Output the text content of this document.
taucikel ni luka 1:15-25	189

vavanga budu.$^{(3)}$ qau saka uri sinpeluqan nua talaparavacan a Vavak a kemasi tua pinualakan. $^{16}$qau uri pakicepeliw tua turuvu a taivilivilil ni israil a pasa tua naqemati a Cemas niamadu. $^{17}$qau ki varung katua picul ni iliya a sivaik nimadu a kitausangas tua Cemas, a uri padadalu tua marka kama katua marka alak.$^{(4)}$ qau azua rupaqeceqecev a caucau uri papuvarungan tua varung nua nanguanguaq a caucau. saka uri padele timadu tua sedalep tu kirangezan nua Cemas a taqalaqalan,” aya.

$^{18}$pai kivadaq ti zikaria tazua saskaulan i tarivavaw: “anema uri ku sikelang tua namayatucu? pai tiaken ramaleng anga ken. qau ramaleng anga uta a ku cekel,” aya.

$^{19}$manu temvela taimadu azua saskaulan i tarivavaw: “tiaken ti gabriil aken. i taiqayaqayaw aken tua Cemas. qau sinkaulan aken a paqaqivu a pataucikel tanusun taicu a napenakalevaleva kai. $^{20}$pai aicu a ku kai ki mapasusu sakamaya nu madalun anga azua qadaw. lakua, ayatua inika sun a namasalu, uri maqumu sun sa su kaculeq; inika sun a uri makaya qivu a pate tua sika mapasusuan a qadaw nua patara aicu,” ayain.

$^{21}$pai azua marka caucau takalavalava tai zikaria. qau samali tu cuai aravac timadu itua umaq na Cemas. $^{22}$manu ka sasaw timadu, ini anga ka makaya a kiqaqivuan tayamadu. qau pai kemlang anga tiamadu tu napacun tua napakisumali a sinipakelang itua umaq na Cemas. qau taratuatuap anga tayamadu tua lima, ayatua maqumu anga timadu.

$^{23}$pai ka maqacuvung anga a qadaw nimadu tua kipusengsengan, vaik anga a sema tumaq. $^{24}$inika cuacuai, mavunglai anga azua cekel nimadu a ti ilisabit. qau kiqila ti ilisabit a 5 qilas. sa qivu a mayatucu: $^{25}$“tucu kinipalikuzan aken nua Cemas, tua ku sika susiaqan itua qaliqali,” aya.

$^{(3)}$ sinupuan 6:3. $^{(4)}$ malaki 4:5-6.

• • • • •

_Problem details_
Write out the records above again, keeping each one identical to the original.

_Solution for this problem_
Output the text content of this document.
taucikel ni luka 1:15-25	189

vavanga budu.$^{(3)}$ qau saka uri sinpeluqan nua talaparavacan a Vavak a kemasi tua pinualakan. $^{16}$qau uri pakicepeliw tua turuvu a taivilivilil ni israil a pasa tua naqemati a Cemas niamadu. $^{17}$qau ki varung katua picul ni iliya a sivaik nimadu a kitausangas tua Cemas, a uri padadalu tua marka kama katua marka alak.$^{(4)}$ qau azua rupaqeceqecev a caucau uri papuvarungan tua varung nua nanguanguaq a caucau. saka uri padele timadu tua sedalep tu kirangezan nua Cemas a taqalaqalan,” aya.

$^{18}$pai kivadaq ti zikaria tazua saskaulan i tarivavaw: “anema uri ku sikelang tua namayatucu? pai tiaken ramaleng anga ken. qau ramaleng anga uta a ku cekel,” aya.

$^{19}$manu temvela taimadu azua saskaulan i tarivavaw: “tiaken ti gabriil aken. i taiqayaqayaw aken tua Cemas. qau sinkaulan aken a paqaqivu a pataucikel tanusun taicu a napenakalevaleva kai. $^{20}$pai aicu a ku kai ki mapasusu sakamaya nu madalun anga azua qadaw. lakua, ayatua inika sun a namasalu, uri maqumu sun sa su kaculeq; inika sun a uri makaya qivu a pate tua sika mapasusuan a qadaw nua patara aicu,” ayain.

$^{21}$pai azua marka caucau takalavalava tai zikaria. qau samali tu cuai aravac timadu itua umaq na Cemas. $^{22}$manu ka sasaw timadu, ini anga ka makaya a kiqaqivuan tayamadu. qau pai kemlang anga tiamadu tu napacun tua napakisumali a sinipakelang itua umaq na Cemas. qau taratuatuap anga tayamadu tua lima, ayatua maqumu anga timadu.

$^{23}$pai ka maqacuvung anga a qadaw nimadu tua kipusengsengan, vaik anga a sema tumaq. $^{24}$inika cuacuai, mavunglai anga azua cekel nimadu a ti ilisabit. qau kiqila ti ilisabit a 5 qilas. sa qivu a mayatucu: $^{25}$“tucu kinipalikuzan aken nua Cemas, tua ku sika susiaqan itua qaliqali,” aya.

$^{(3)}$ sinupuan 6:3. $^{(4)}$ malaki 4:5-6.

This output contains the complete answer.